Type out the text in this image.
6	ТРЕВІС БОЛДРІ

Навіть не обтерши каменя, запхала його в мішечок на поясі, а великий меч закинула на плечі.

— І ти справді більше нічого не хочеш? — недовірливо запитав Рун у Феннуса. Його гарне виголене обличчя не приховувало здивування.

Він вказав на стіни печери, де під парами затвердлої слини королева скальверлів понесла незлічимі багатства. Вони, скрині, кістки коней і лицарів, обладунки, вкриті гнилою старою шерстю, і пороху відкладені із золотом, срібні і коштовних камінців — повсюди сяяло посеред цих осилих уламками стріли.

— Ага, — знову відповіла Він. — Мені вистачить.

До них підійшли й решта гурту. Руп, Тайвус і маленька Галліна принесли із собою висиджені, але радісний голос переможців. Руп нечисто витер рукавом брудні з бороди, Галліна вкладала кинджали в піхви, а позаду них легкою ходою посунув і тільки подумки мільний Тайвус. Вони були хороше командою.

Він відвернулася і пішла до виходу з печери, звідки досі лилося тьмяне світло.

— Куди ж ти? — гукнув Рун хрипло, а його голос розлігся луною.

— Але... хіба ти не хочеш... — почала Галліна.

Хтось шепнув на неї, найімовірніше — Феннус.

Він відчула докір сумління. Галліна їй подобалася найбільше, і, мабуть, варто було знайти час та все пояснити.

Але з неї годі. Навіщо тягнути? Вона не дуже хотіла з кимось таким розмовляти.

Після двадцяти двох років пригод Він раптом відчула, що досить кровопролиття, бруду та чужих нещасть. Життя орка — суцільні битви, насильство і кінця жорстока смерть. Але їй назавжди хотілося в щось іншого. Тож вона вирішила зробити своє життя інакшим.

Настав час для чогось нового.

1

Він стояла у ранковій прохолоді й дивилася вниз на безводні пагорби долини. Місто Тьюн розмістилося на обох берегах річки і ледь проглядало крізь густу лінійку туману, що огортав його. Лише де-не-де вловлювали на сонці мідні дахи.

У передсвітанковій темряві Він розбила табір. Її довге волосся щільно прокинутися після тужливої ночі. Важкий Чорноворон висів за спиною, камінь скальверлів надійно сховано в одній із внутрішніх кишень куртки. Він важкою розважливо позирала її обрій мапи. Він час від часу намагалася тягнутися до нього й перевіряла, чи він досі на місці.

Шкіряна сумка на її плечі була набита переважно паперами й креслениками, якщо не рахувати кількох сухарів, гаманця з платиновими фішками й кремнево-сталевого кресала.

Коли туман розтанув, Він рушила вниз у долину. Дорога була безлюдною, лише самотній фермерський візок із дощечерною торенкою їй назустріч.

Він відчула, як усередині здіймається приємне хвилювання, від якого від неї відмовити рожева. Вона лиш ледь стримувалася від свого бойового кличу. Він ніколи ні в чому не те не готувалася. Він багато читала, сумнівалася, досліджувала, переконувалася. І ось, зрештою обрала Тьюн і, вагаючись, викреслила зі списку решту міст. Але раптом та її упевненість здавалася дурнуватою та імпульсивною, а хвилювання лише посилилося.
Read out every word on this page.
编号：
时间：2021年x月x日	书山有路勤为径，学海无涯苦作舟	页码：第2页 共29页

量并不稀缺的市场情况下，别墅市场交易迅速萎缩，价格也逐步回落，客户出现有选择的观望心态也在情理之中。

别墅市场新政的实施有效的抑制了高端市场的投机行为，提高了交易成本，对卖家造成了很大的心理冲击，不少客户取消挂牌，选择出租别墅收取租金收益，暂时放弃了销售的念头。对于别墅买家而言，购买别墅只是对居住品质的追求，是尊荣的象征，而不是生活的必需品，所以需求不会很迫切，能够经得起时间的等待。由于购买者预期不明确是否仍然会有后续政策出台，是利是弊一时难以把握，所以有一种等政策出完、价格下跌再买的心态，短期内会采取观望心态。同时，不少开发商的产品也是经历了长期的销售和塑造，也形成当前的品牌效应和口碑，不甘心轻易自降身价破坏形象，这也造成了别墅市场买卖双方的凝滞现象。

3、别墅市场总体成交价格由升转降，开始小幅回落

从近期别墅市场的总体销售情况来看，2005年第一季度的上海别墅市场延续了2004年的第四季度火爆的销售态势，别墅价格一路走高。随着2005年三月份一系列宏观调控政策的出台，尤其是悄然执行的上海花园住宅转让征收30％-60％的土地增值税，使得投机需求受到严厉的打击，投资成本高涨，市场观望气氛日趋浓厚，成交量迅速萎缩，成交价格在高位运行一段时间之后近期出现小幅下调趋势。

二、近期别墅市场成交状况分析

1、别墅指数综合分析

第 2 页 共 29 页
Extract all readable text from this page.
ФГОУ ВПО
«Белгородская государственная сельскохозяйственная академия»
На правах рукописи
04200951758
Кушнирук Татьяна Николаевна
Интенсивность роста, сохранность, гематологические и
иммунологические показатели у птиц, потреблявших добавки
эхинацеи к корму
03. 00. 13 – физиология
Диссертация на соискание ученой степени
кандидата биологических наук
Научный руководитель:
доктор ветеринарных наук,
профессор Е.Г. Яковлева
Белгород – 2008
◇ ◇ ◇ ◇ ◇ ◇ ◇
In the listing above, how many lines include the word "this"? Answer with the number and nothing more.

◆ **EXERCISE OUTPUT**
3